Boxed element listing
-- -- --

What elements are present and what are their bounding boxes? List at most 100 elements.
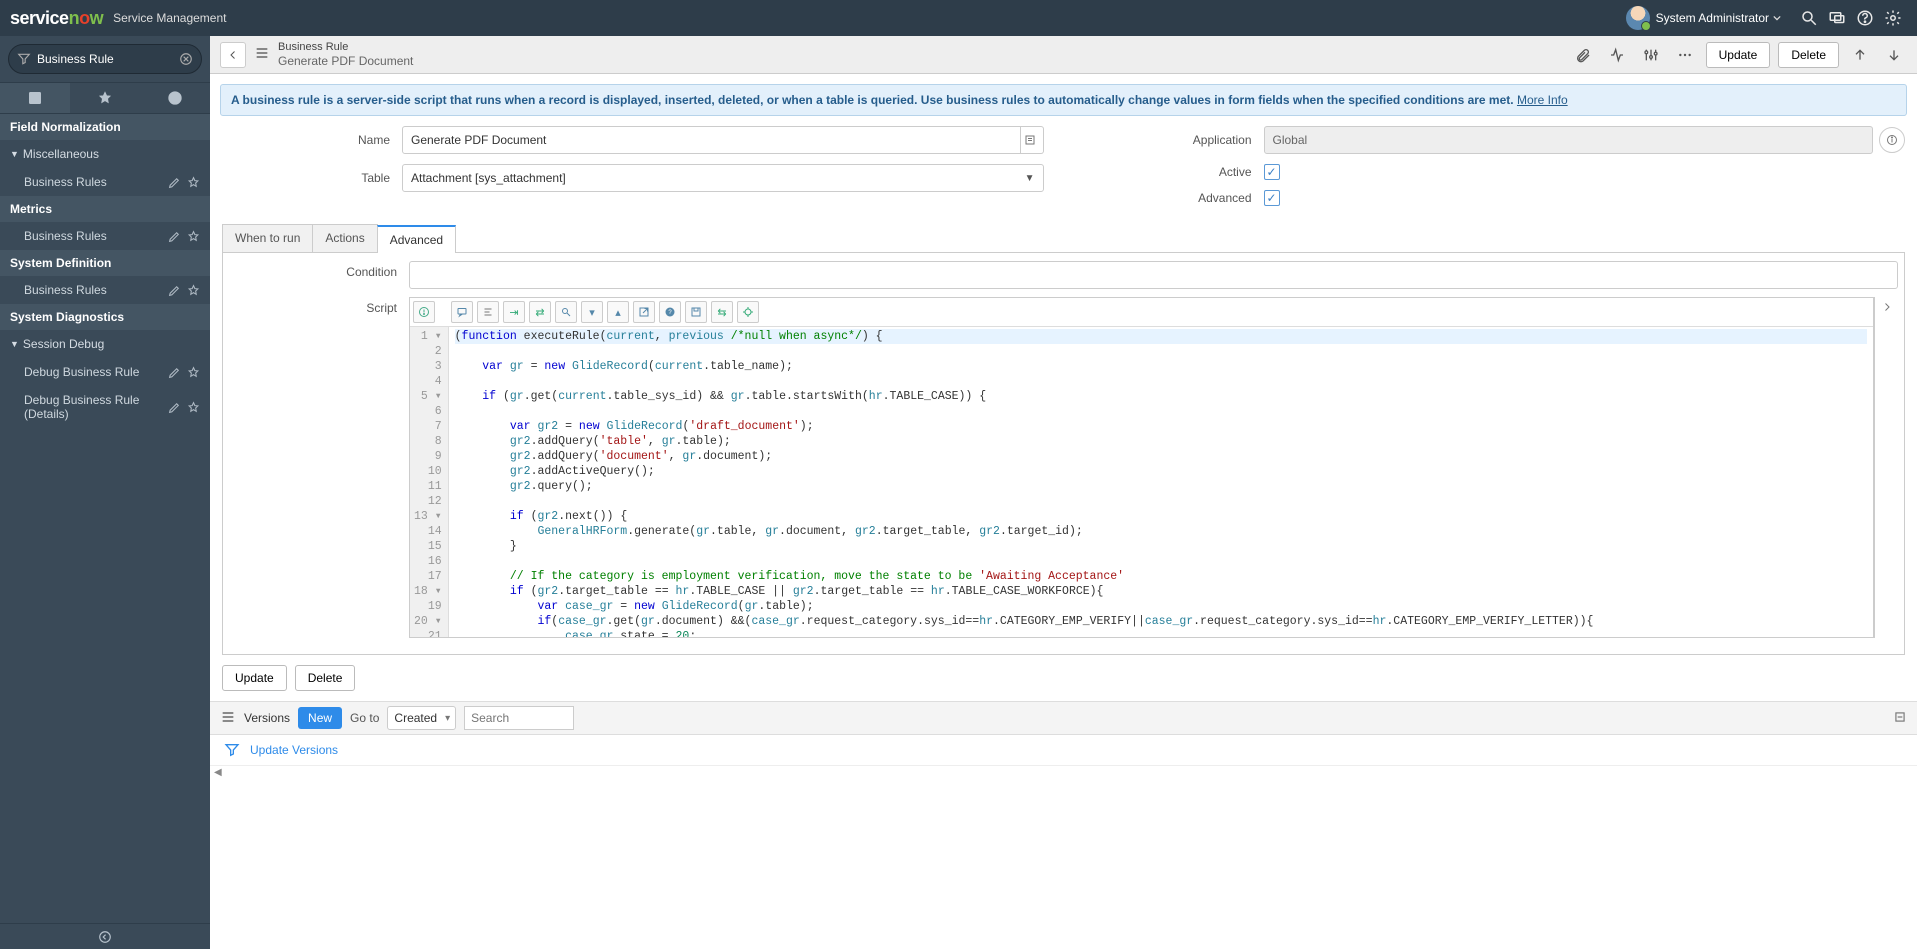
editor-scriptinfo-icon[interactable] [413, 301, 435, 323]
script-editor[interactable]: ⇥ ⇄ ▾ ▴ ? ⇆ 1 ▾2345 ▾678910111 [409, 297, 1874, 638]
code-line[interactable]: } [455, 539, 1867, 554]
user-menu[interactable]: System Administrator [1656, 11, 1781, 25]
nav-item[interactable]: Business Rules [0, 222, 210, 250]
editor-wrap-icon[interactable]: ⇥ [503, 301, 525, 323]
back-button[interactable] [220, 42, 246, 68]
code-line[interactable]: if (gr2.next()) { [455, 509, 1867, 524]
advanced-checkbox[interactable]: ✓ [1264, 190, 1280, 206]
nav-tab-history[interactable] [140, 83, 210, 113]
editor-help-icon[interactable]: ? [659, 301, 681, 323]
footer-update-button[interactable]: Update [222, 665, 287, 691]
editor-diff-icon[interactable]: ⇆ [711, 301, 733, 323]
editor-popout-icon[interactable] [633, 301, 655, 323]
code-line[interactable] [455, 554, 1867, 569]
nav-collapse[interactable] [0, 923, 210, 949]
nav-header[interactable]: System Definition [0, 250, 210, 276]
favorite-icon[interactable] [187, 284, 200, 297]
personalize-icon[interactable] [1638, 47, 1664, 63]
nav-filter[interactable]: Business Rule [8, 44, 202, 74]
editor-save-icon[interactable] [685, 301, 707, 323]
more-info-link[interactable]: More Info [1517, 93, 1568, 107]
favorite-icon[interactable] [187, 401, 200, 414]
favorite-icon[interactable] [187, 366, 200, 379]
nav-item[interactable]: Business Rules [0, 168, 210, 196]
editor-search-icon[interactable] [555, 301, 577, 323]
code-line[interactable]: if (gr2.target_table == hr.TABLE_CASE ||… [455, 584, 1867, 599]
form-menu-icon[interactable] [254, 45, 270, 64]
code-line[interactable]: if (gr.get(current.table_sys_id) && gr.t… [455, 389, 1867, 404]
editor-debug-icon[interactable] [737, 301, 759, 323]
tab-when-to-run[interactable]: When to run [222, 224, 313, 252]
nav-header[interactable]: Field Normalization [0, 114, 210, 140]
code-line[interactable]: // If the category is employment verific… [455, 569, 1867, 584]
related-menu-icon[interactable] [220, 709, 236, 728]
activity-icon[interactable] [1604, 47, 1630, 63]
favorite-icon[interactable] [187, 230, 200, 243]
nav-item[interactable]: Business Rules [0, 276, 210, 304]
code-line[interactable] [455, 404, 1867, 419]
prev-record-icon[interactable] [1847, 47, 1873, 63]
edit-icon[interactable] [168, 284, 181, 297]
hscroll[interactable]: ◀ [210, 765, 1917, 779]
code-line[interactable]: var gr = new GlideRecord(current.table_n… [455, 359, 1867, 374]
editor-expand-icon[interactable] [1874, 297, 1898, 638]
code-line[interactable]: var case_gr = new GlideRecord(gr.table); [455, 599, 1867, 614]
code-line[interactable] [455, 344, 1867, 359]
delete-button[interactable]: Delete [1778, 42, 1839, 68]
avatar[interactable] [1626, 6, 1650, 30]
tab-advanced[interactable]: Advanced [377, 225, 456, 253]
code-line[interactable]: if(case_gr.get(gr.document) &&(case_gr.r… [455, 614, 1867, 629]
nav-subheader[interactable]: ▼Session Debug [0, 330, 210, 358]
gear-icon[interactable] [1879, 9, 1907, 27]
table-select[interactable]: Attachment [sys_attachment] ▼ [402, 164, 1044, 192]
clear-icon[interactable] [179, 52, 193, 66]
edit-icon[interactable] [168, 230, 181, 243]
editor-down-icon[interactable]: ▾ [581, 301, 603, 323]
code-line[interactable]: GeneralHRForm.generate(gr.table, gr.docu… [455, 524, 1867, 539]
edit-icon[interactable] [168, 176, 181, 189]
name-suggest-icon[interactable] [1018, 126, 1044, 154]
nav-tab-favorites[interactable] [70, 83, 140, 113]
favorite-icon[interactable] [187, 176, 200, 189]
code-line[interactable] [455, 494, 1867, 509]
more-icon[interactable] [1672, 47, 1698, 63]
editor-replace-icon[interactable]: ⇄ [529, 301, 551, 323]
edit-icon[interactable] [168, 366, 181, 379]
code-line[interactable]: case_gr.state = 20; [455, 629, 1867, 637]
code-line[interactable]: (function executeRule(current, previous … [455, 329, 1867, 344]
code-line[interactable] [455, 374, 1867, 389]
nav-item[interactable]: Debug Business Rule (Details) [0, 386, 210, 428]
editor-format-icon[interactable] [477, 301, 499, 323]
tab-actions[interactable]: Actions [312, 224, 377, 252]
active-checkbox[interactable]: ✓ [1264, 164, 1280, 180]
nav-header[interactable]: System Diagnostics [0, 304, 210, 330]
editor-up-icon[interactable]: ▴ [607, 301, 629, 323]
editor-comment-icon[interactable] [451, 301, 473, 323]
nav-tab-all[interactable] [0, 83, 70, 113]
related-collapse-icon[interactable] [1893, 710, 1907, 727]
edit-icon[interactable] [168, 401, 181, 414]
search-icon[interactable] [1795, 9, 1823, 27]
code-line[interactable]: gr2.addQuery('document', gr.document); [455, 449, 1867, 464]
nav-subheader[interactable]: ▼Miscellaneous [0, 140, 210, 168]
help-icon[interactable] [1851, 9, 1879, 27]
footer-delete-button[interactable]: Delete [295, 665, 356, 691]
editor-body[interactable]: 1 ▾2345 ▾678910111213 ▾1415161718 ▾1920 … [410, 327, 1873, 637]
next-record-icon[interactable] [1881, 47, 1907, 63]
related-filter-link[interactable]: Update Versions [250, 743, 338, 757]
related-search-input[interactable] [464, 706, 574, 730]
code-line[interactable]: gr2.query(); [455, 479, 1867, 494]
chat-icon[interactable] [1823, 9, 1851, 27]
code-line[interactable]: gr2.addQuery('table', gr.table); [455, 434, 1867, 449]
goto-select[interactable]: Created [387, 706, 456, 730]
nav-item[interactable]: Debug Business Rule [0, 358, 210, 386]
nav-header[interactable]: Metrics [0, 196, 210, 222]
related-new-button[interactable]: New [298, 707, 342, 729]
attachment-icon[interactable] [1570, 47, 1596, 63]
condition-field[interactable] [409, 261, 1898, 289]
name-field[interactable]: Generate PDF Document [402, 126, 1021, 154]
update-button[interactable]: Update [1706, 42, 1771, 68]
code-line[interactable]: gr2.addActiveQuery(); [455, 464, 1867, 479]
application-info-icon[interactable] [1879, 127, 1905, 153]
code-line[interactable]: var gr2 = new GlideRecord('draft_documen… [455, 419, 1867, 434]
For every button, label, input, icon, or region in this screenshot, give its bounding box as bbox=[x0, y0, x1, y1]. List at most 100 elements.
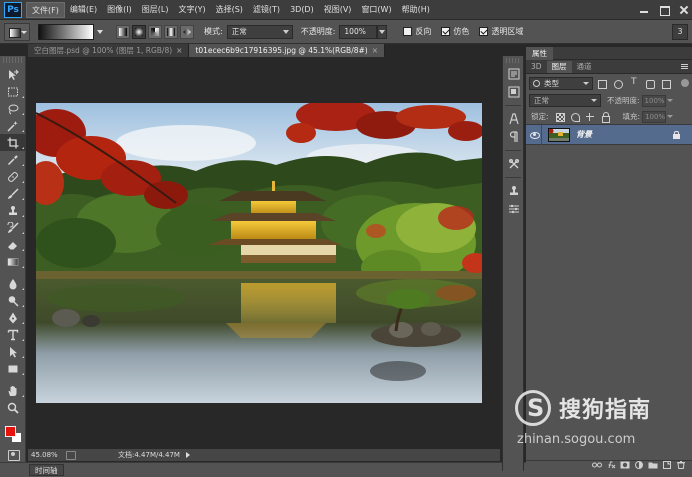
toolbox-grip[interactable] bbox=[3, 57, 22, 63]
type-tool-icon[interactable] bbox=[0, 326, 26, 343]
tab-close-icon[interactable]: × bbox=[372, 44, 378, 57]
menu-window[interactable]: 窗口(W) bbox=[356, 2, 396, 18]
gradient-editor-swatch[interactable] bbox=[38, 23, 94, 40]
new-layer-icon[interactable] bbox=[660, 461, 674, 471]
menu-filter[interactable]: 滤镜(T) bbox=[248, 2, 285, 18]
zoom-level[interactable]: 45.08% bbox=[28, 451, 62, 459]
filter-smart-objects-icon[interactable] bbox=[659, 77, 673, 90]
export-icon[interactable] bbox=[66, 450, 76, 460]
link-layers-icon[interactable] bbox=[590, 461, 604, 471]
clone-source-panel-icon[interactable] bbox=[503, 182, 525, 200]
filter-toggle-icon[interactable] bbox=[681, 79, 689, 87]
menu-view[interactable]: 视图(V) bbox=[319, 2, 357, 18]
dither-checkbox[interactable] bbox=[441, 27, 451, 36]
menu-image[interactable]: 图像(I) bbox=[102, 2, 137, 18]
clone-stamp-tool-icon[interactable] bbox=[0, 202, 26, 219]
tab-close-icon[interactable]: × bbox=[176, 44, 182, 57]
dock-grip[interactable] bbox=[506, 58, 520, 63]
tool-preset-picker[interactable] bbox=[4, 22, 30, 41]
lock-transparent-pixels-icon[interactable] bbox=[554, 111, 566, 123]
status-menu-arrow-icon[interactable] bbox=[186, 452, 190, 458]
fx-icon[interactable] bbox=[604, 461, 618, 471]
tab-properties[interactable]: 属性 bbox=[526, 46, 553, 60]
history-brush-tool-icon[interactable] bbox=[0, 219, 26, 236]
close-icon[interactable] bbox=[676, 3, 692, 17]
brush-tool-icon[interactable] bbox=[0, 185, 26, 202]
timeline-tab[interactable]: 时间轴 bbox=[29, 464, 64, 476]
opacity-input[interactable]: 100% bbox=[339, 24, 378, 39]
gradient-tool-icon[interactable] bbox=[0, 253, 26, 270]
move-tool-icon[interactable] bbox=[0, 66, 26, 83]
foreground-color-swatch[interactable] bbox=[5, 426, 16, 437]
eraser-tool-icon[interactable] bbox=[0, 236, 26, 253]
menu-3d[interactable]: 3D(D) bbox=[285, 2, 319, 18]
opacity-dropdown-chevron-icon[interactable] bbox=[377, 24, 388, 39]
tab-blank-layer-psd[interactable]: 空白图层.psd @ 100% (图层 1, RGB/8) × bbox=[28, 44, 190, 57]
brush-presets-panel-icon[interactable] bbox=[503, 200, 525, 218]
diamond-gradient-button[interactable] bbox=[180, 24, 194, 39]
adjustment-layer-icon[interactable] bbox=[632, 461, 646, 471]
lock-all-icon[interactable] bbox=[599, 111, 611, 123]
crop-tool-icon[interactable] bbox=[0, 134, 26, 151]
menu-layer[interactable]: 图层(L) bbox=[137, 2, 174, 18]
panel-menu-icon[interactable] bbox=[678, 61, 692, 73]
reflected-gradient-button[interactable] bbox=[164, 24, 178, 39]
transparency-checkbox[interactable] bbox=[479, 27, 489, 36]
eyedropper-tool-icon[interactable] bbox=[0, 151, 26, 168]
filter-adjustment-layers-icon[interactable] bbox=[611, 77, 625, 90]
layer-row[interactable]: 背景 bbox=[526, 124, 692, 145]
document-canvas[interactable] bbox=[36, 103, 482, 403]
layer-name[interactable]: 背景 bbox=[576, 129, 592, 140]
quick-select-tool-icon[interactable] bbox=[0, 117, 26, 134]
blur-tool-icon[interactable] bbox=[0, 275, 26, 292]
pen-tool-icon[interactable] bbox=[0, 309, 26, 326]
menu-help[interactable]: 帮助(H) bbox=[397, 2, 435, 18]
add-mask-icon[interactable] bbox=[618, 461, 632, 471]
layer-opacity-chevron-icon[interactable] bbox=[666, 95, 674, 107]
layer-filter-kind-select[interactable]: 类型 bbox=[529, 76, 593, 90]
paragraph-panel-icon[interactable] bbox=[503, 128, 525, 146]
mode-select[interactable]: 正常 bbox=[226, 24, 293, 39]
maximize-icon[interactable] bbox=[656, 3, 672, 17]
dodge-tool-icon[interactable] bbox=[0, 292, 26, 309]
lock-position-icon[interactable] bbox=[584, 111, 596, 123]
navigator-panel-icon[interactable] bbox=[503, 83, 525, 101]
hand-tool-icon[interactable] bbox=[0, 382, 26, 399]
character-panel-icon[interactable] bbox=[503, 110, 525, 128]
tool-presets-panel-icon[interactable] bbox=[503, 155, 525, 173]
path-select-tool-icon[interactable] bbox=[0, 343, 26, 360]
menu-file[interactable]: 文件(F) bbox=[26, 1, 65, 18]
menu-edit[interactable]: 编辑(E) bbox=[65, 2, 102, 18]
layer-blend-mode-select[interactable]: 正常 bbox=[529, 94, 601, 107]
radial-gradient-button[interactable] bbox=[132, 24, 146, 39]
lasso-tool-icon[interactable] bbox=[0, 100, 26, 117]
tab-kinkakuji-jpg[interactable]: t01ecec6b9c17916395.jpg @ 45.1%(RGB/8#) × bbox=[189, 44, 385, 57]
lock-image-pixels-icon[interactable] bbox=[569, 111, 581, 123]
layer-fill-chevron-icon[interactable] bbox=[666, 111, 674, 123]
reverse-checkbox[interactable] bbox=[403, 27, 413, 36]
quick-mask-icon[interactable] bbox=[0, 447, 26, 463]
tab-3d[interactable]: 3D bbox=[526, 61, 547, 73]
shape-tool-icon[interactable] bbox=[0, 360, 26, 377]
angle-gradient-button[interactable] bbox=[148, 24, 162, 39]
filter-shape-layers-icon[interactable] bbox=[643, 77, 657, 90]
new-group-icon[interactable] bbox=[646, 461, 660, 471]
tab-layers[interactable]: 图层 bbox=[546, 61, 572, 73]
healing-brush-tool-icon[interactable] bbox=[0, 168, 26, 185]
filter-type-layers-icon[interactable] bbox=[627, 77, 641, 90]
gradient-dropdown-chevron-icon[interactable] bbox=[94, 24, 106, 40]
history-panel-icon[interactable] bbox=[503, 65, 525, 83]
zoom-tool-icon[interactable] bbox=[0, 399, 26, 416]
tab-channels[interactable]: 通道 bbox=[572, 61, 597, 73]
trash-icon[interactable] bbox=[674, 461, 688, 471]
minimize-icon[interactable] bbox=[636, 3, 652, 17]
menu-select[interactable]: 选择(S) bbox=[211, 2, 248, 18]
linear-gradient-button[interactable] bbox=[116, 24, 130, 39]
layer-fill-input[interactable]: 100% bbox=[642, 110, 667, 123]
filter-pixel-layers-icon[interactable] bbox=[595, 77, 609, 90]
layer-opacity-input[interactable]: 100% bbox=[641, 94, 666, 107]
marquee-tool-icon[interactable] bbox=[0, 83, 26, 100]
layer-visibility-eye-icon[interactable] bbox=[526, 124, 542, 145]
menu-type[interactable]: 文字(Y) bbox=[173, 2, 210, 18]
workspace-button[interactable]: 3 bbox=[672, 23, 688, 40]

-- -- --

▶ **Aim of the task**
Retype the lines of the listing above, from the line containing "toolbox-grip[interactable] bbox=[3, 57, 22, 63]" up to and including the line containing "filter-smart-objects-icon[interactable] bbox=[659, 77, 673, 90]".

▶ **Problem solution**
toolbox-grip[interactable] bbox=[3, 57, 22, 63]
type-tool-icon[interactable] bbox=[0, 326, 26, 343]
tab-close-icon[interactable]: × bbox=[372, 44, 378, 57]
menu-window[interactable]: 窗口(W) bbox=[356, 2, 396, 18]
gradient-editor-swatch[interactable] bbox=[38, 23, 94, 40]
new-layer-icon[interactable] bbox=[660, 461, 674, 471]
menu-filter[interactable]: 滤镜(T) bbox=[248, 2, 285, 18]
zoom-level[interactable]: 45.08% bbox=[28, 451, 62, 459]
filter-smart-objects-icon[interactable] bbox=[659, 77, 673, 90]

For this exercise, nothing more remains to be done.